▶ Set problem
Locate the string "this" in the listing below. Copy every line where it is found.

######

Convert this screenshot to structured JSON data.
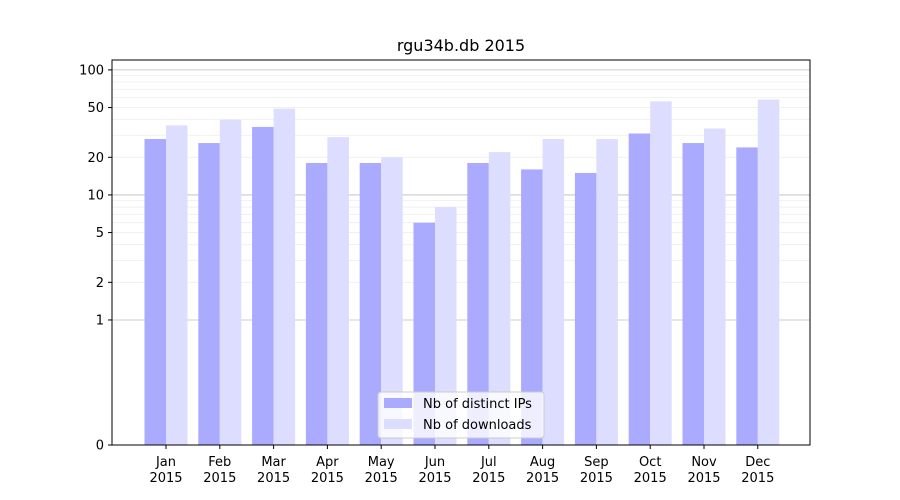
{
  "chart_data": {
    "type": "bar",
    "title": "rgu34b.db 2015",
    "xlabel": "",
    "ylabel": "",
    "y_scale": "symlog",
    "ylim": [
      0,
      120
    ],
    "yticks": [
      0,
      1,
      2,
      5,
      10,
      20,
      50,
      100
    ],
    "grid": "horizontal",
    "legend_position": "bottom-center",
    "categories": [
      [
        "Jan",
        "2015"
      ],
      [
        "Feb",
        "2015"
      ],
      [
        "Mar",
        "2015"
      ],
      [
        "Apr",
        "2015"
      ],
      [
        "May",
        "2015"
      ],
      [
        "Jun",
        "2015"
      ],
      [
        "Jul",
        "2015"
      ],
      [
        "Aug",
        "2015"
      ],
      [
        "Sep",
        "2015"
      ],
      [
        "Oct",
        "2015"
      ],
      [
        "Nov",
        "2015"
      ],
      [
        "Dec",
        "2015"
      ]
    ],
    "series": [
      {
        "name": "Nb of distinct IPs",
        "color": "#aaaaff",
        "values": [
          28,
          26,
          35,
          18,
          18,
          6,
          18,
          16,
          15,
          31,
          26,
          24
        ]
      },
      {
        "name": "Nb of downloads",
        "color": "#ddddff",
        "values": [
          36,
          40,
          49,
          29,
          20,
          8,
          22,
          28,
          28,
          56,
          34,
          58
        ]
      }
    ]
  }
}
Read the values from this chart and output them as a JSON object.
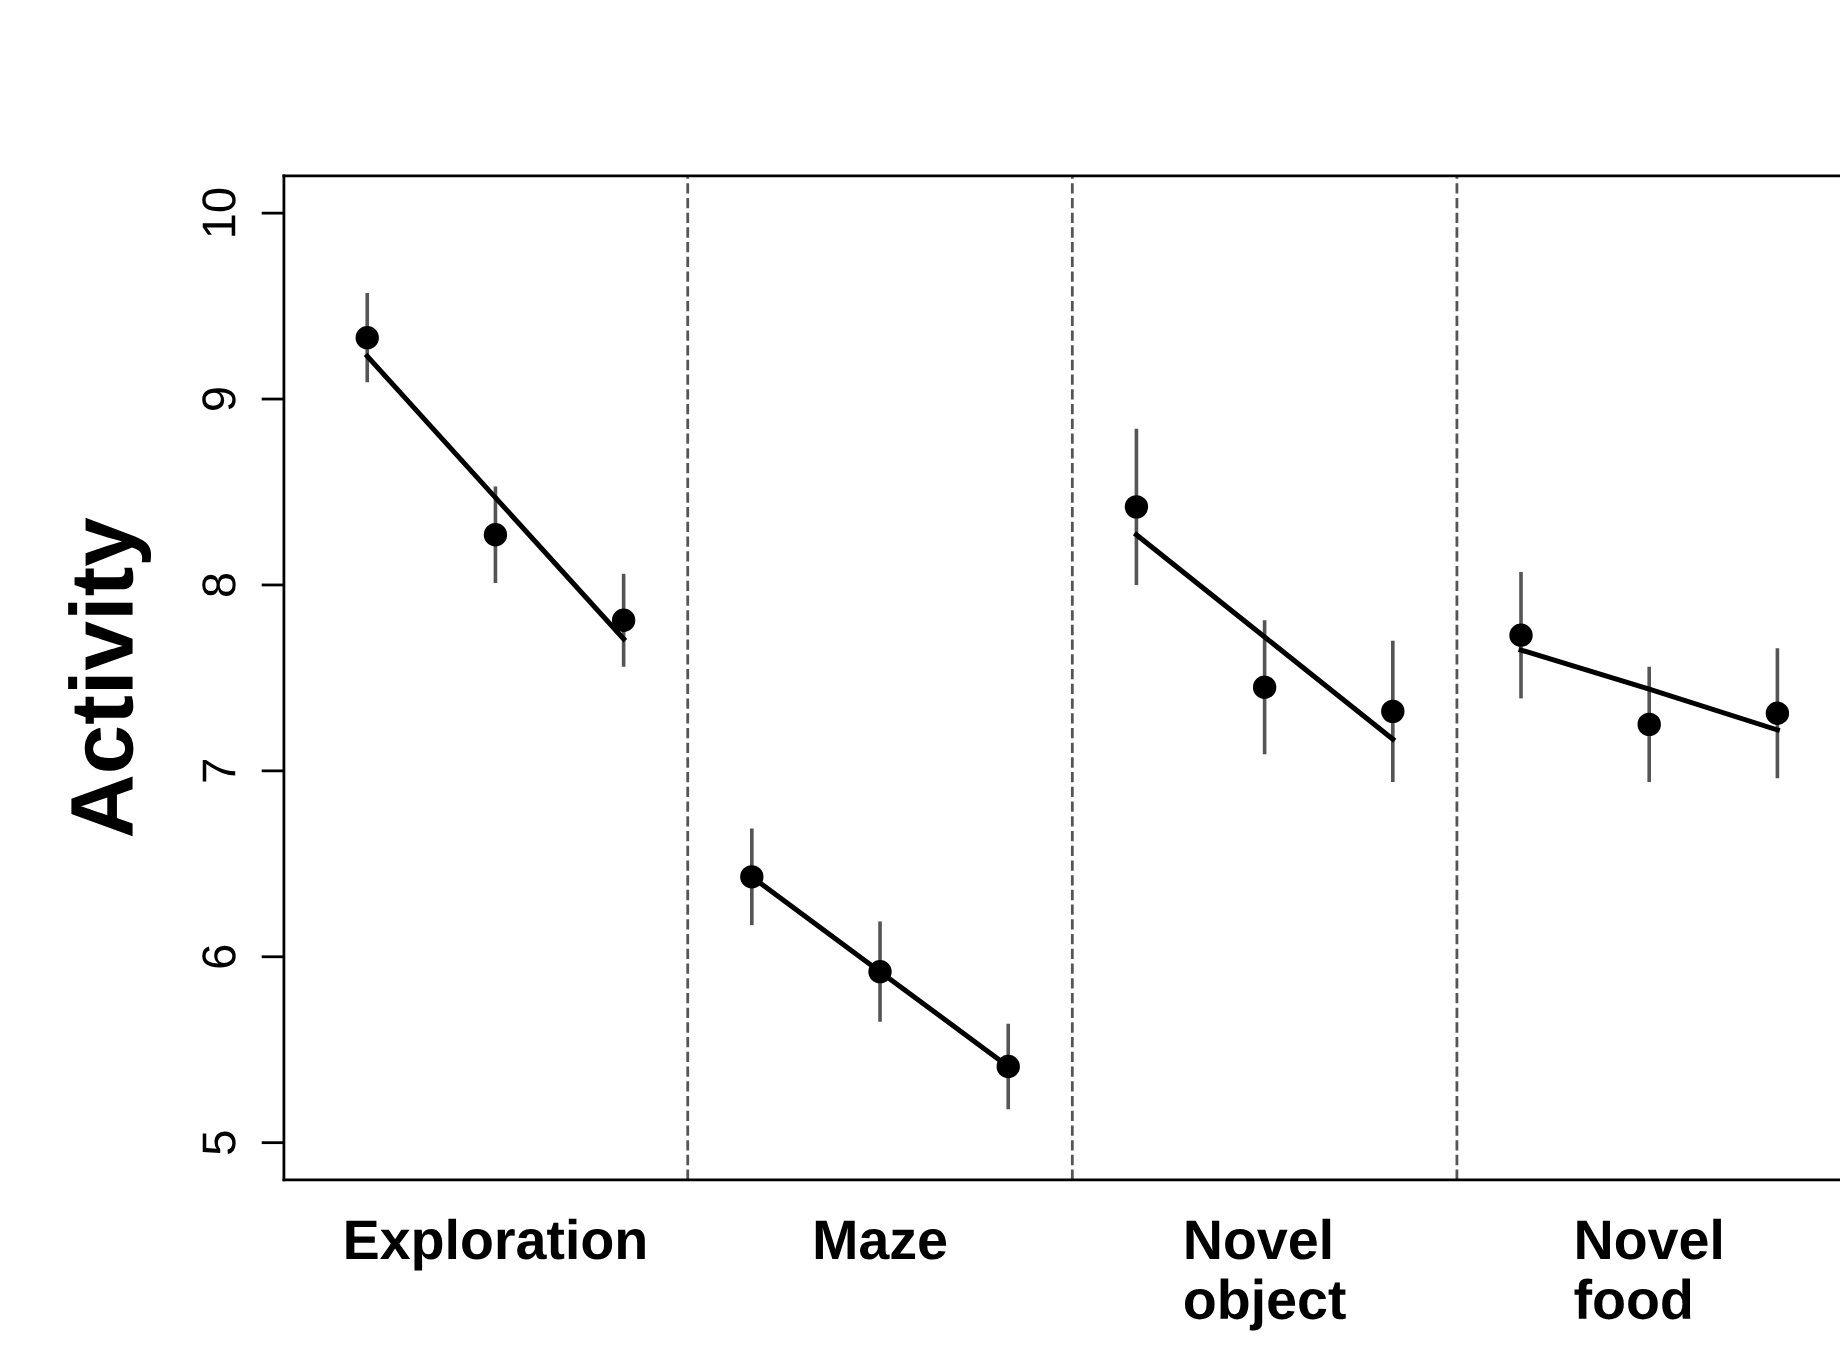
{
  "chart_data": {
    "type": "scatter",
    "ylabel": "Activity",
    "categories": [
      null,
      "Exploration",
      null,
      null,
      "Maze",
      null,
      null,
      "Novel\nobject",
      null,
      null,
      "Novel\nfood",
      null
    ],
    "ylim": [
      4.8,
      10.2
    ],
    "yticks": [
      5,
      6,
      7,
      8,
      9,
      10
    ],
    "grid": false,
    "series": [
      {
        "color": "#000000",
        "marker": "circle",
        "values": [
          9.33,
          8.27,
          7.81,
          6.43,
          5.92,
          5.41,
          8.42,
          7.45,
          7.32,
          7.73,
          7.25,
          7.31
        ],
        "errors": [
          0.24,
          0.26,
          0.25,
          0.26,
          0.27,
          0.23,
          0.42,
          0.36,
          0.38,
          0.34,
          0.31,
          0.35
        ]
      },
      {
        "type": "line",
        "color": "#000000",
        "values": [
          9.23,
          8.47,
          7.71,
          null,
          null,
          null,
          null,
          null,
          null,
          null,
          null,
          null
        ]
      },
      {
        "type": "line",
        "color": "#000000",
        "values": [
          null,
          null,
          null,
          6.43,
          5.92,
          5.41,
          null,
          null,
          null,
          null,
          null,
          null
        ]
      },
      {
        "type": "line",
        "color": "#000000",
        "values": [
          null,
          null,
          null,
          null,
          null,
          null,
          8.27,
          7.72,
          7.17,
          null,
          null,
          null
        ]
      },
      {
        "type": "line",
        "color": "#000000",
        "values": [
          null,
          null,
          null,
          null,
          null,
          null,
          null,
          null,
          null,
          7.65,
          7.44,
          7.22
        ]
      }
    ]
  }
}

######

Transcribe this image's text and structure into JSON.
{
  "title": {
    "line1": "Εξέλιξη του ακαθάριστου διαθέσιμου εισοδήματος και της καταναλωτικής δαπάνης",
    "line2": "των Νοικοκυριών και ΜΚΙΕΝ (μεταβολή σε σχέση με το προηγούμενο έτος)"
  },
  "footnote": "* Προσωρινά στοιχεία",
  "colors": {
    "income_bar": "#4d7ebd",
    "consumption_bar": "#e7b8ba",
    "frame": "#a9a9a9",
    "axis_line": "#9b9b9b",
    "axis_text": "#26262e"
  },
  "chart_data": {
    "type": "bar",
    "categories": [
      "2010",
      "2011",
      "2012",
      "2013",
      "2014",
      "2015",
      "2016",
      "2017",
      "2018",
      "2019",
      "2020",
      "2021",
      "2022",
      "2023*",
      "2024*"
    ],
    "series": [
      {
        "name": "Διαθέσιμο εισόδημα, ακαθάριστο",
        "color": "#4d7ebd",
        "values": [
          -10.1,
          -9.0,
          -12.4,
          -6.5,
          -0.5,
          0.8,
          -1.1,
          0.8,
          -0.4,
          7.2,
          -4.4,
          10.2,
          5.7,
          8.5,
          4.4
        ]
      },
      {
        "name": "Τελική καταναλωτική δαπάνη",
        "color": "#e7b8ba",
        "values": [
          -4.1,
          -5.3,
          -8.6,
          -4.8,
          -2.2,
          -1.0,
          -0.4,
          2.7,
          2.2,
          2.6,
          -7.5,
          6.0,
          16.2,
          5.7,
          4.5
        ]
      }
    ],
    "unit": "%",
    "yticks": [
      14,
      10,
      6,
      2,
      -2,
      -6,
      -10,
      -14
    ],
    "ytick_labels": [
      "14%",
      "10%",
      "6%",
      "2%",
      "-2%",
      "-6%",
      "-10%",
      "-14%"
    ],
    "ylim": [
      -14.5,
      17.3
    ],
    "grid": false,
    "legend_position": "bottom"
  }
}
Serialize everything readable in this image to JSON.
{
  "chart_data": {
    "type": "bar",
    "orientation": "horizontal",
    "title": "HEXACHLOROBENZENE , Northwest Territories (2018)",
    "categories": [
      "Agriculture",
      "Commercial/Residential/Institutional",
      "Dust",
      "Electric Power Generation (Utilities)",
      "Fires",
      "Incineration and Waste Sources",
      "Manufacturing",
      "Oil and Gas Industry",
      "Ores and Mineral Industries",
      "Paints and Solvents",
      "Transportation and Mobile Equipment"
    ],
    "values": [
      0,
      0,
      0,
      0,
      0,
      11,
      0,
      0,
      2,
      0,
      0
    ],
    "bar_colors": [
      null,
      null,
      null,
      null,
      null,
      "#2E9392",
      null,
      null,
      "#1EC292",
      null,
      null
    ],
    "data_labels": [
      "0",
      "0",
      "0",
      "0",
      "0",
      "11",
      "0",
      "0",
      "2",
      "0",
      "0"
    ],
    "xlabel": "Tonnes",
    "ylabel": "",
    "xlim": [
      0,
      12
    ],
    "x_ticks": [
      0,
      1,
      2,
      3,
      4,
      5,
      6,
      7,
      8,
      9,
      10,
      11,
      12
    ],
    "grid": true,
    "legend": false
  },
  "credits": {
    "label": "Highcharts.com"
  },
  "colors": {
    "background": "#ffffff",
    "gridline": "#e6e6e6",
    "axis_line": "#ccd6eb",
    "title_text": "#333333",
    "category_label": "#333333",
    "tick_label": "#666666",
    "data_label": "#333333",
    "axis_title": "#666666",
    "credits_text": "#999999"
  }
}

######

▶ Solution below
Convert this screenshot to structured JSON data.
Read the values from this chart and output them as a JSON object.
Transcribe this image's text and structure into JSON.
Serialize everything readable in this image to JSON.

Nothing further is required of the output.